Reproduce the following rows word for word.

>> begin

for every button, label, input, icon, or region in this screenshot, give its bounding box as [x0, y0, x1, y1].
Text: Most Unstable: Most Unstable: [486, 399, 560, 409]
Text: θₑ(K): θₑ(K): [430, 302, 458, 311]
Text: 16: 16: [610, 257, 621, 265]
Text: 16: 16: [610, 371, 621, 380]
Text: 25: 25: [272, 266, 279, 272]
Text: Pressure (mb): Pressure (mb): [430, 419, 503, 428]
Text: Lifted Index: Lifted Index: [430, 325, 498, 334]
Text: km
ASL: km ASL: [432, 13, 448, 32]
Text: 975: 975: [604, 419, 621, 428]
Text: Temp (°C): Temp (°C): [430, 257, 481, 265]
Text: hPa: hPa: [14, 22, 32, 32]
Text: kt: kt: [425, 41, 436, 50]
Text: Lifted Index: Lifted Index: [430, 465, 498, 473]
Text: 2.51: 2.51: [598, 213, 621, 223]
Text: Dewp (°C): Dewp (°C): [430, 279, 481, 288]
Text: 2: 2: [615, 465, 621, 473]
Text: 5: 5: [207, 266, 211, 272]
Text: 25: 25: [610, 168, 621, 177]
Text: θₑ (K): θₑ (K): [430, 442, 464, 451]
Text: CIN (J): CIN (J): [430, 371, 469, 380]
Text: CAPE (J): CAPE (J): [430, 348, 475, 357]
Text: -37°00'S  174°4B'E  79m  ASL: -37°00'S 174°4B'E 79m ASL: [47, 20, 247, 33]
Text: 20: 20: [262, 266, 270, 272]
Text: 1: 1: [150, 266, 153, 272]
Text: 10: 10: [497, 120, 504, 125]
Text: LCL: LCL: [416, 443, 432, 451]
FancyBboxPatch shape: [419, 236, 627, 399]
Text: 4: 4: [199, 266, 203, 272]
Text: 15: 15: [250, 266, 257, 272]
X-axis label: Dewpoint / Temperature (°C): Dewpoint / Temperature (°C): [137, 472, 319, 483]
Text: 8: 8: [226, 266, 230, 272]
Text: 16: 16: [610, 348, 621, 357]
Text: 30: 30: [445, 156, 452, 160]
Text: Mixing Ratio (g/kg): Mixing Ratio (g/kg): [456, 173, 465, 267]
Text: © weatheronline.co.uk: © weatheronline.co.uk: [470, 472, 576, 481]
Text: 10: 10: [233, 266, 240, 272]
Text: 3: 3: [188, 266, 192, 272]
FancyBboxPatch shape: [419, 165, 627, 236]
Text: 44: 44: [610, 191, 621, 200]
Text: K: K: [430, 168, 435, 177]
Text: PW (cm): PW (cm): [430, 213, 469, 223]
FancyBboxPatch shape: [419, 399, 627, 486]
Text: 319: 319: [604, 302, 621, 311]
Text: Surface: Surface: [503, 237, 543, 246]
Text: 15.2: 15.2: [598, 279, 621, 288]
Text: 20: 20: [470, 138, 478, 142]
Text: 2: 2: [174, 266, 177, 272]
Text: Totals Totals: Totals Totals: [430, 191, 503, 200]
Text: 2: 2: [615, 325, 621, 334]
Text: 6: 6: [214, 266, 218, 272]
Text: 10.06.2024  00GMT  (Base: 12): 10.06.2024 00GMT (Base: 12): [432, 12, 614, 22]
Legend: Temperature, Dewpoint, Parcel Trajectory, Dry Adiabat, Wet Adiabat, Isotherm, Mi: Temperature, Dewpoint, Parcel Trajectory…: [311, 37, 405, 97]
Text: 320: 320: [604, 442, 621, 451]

>> end

» **REPLY**
for every button, label, input, icon, or region in this screenshot, give its bounding box as [x0, y0, x1, y1].
Text: Most Unstable: Most Unstable: [486, 399, 560, 409]
Text: θₑ(K): θₑ(K): [430, 302, 458, 311]
Text: 16: 16: [610, 257, 621, 265]
Text: 16: 16: [610, 371, 621, 380]
Text: 25: 25: [272, 266, 279, 272]
Text: Pressure (mb): Pressure (mb): [430, 419, 503, 428]
Text: Lifted Index: Lifted Index: [430, 325, 498, 334]
Text: km
ASL: km ASL: [432, 13, 448, 32]
Text: 975: 975: [604, 419, 621, 428]
Text: Temp (°C): Temp (°C): [430, 257, 481, 265]
Text: hPa: hPa: [14, 22, 32, 32]
Text: kt: kt: [425, 41, 436, 50]
Text: Lifted Index: Lifted Index: [430, 465, 498, 473]
Text: 2.51: 2.51: [598, 213, 621, 223]
Text: Dewp (°C): Dewp (°C): [430, 279, 481, 288]
Text: 2: 2: [615, 465, 621, 473]
Text: 5: 5: [207, 266, 211, 272]
Text: 25: 25: [610, 168, 621, 177]
Text: θₑ (K): θₑ (K): [430, 442, 464, 451]
Text: CIN (J): CIN (J): [430, 371, 469, 380]
Text: CAPE (J): CAPE (J): [430, 348, 475, 357]
Text: -37°00'S  174°4B'E  79m  ASL: -37°00'S 174°4B'E 79m ASL: [47, 20, 247, 33]
Text: 20: 20: [262, 266, 270, 272]
Text: 1: 1: [150, 266, 153, 272]
Text: 10: 10: [497, 120, 504, 125]
Text: LCL: LCL: [416, 443, 432, 451]
FancyBboxPatch shape: [419, 236, 627, 399]
Text: 4: 4: [199, 266, 203, 272]
Text: 15: 15: [250, 266, 257, 272]
X-axis label: Dewpoint / Temperature (°C): Dewpoint / Temperature (°C): [137, 472, 319, 483]
Text: 8: 8: [226, 266, 230, 272]
Text: 16: 16: [610, 348, 621, 357]
Text: 30: 30: [445, 156, 452, 160]
Text: Mixing Ratio (g/kg): Mixing Ratio (g/kg): [456, 173, 465, 267]
Text: © weatheronline.co.uk: © weatheronline.co.uk: [470, 472, 576, 481]
Text: 10: 10: [233, 266, 240, 272]
Text: 3: 3: [188, 266, 192, 272]
FancyBboxPatch shape: [419, 165, 627, 236]
Text: 44: 44: [610, 191, 621, 200]
Text: K: K: [430, 168, 435, 177]
Text: PW (cm): PW (cm): [430, 213, 469, 223]
FancyBboxPatch shape: [419, 399, 627, 486]
Text: 319: 319: [604, 302, 621, 311]
Text: Surface: Surface: [503, 237, 543, 246]
Text: 15.2: 15.2: [598, 279, 621, 288]
Text: 20: 20: [470, 138, 478, 142]
Text: 2: 2: [174, 266, 177, 272]
Text: Totals Totals: Totals Totals: [430, 191, 503, 200]
Text: 2: 2: [615, 325, 621, 334]
Text: 6: 6: [214, 266, 218, 272]
Text: 10.06.2024  00GMT  (Base: 12): 10.06.2024 00GMT (Base: 12): [432, 12, 614, 22]
Legend: Temperature, Dewpoint, Parcel Trajectory, Dry Adiabat, Wet Adiabat, Isotherm, Mi: Temperature, Dewpoint, Parcel Trajectory…: [311, 37, 405, 97]
Text: 320: 320: [604, 442, 621, 451]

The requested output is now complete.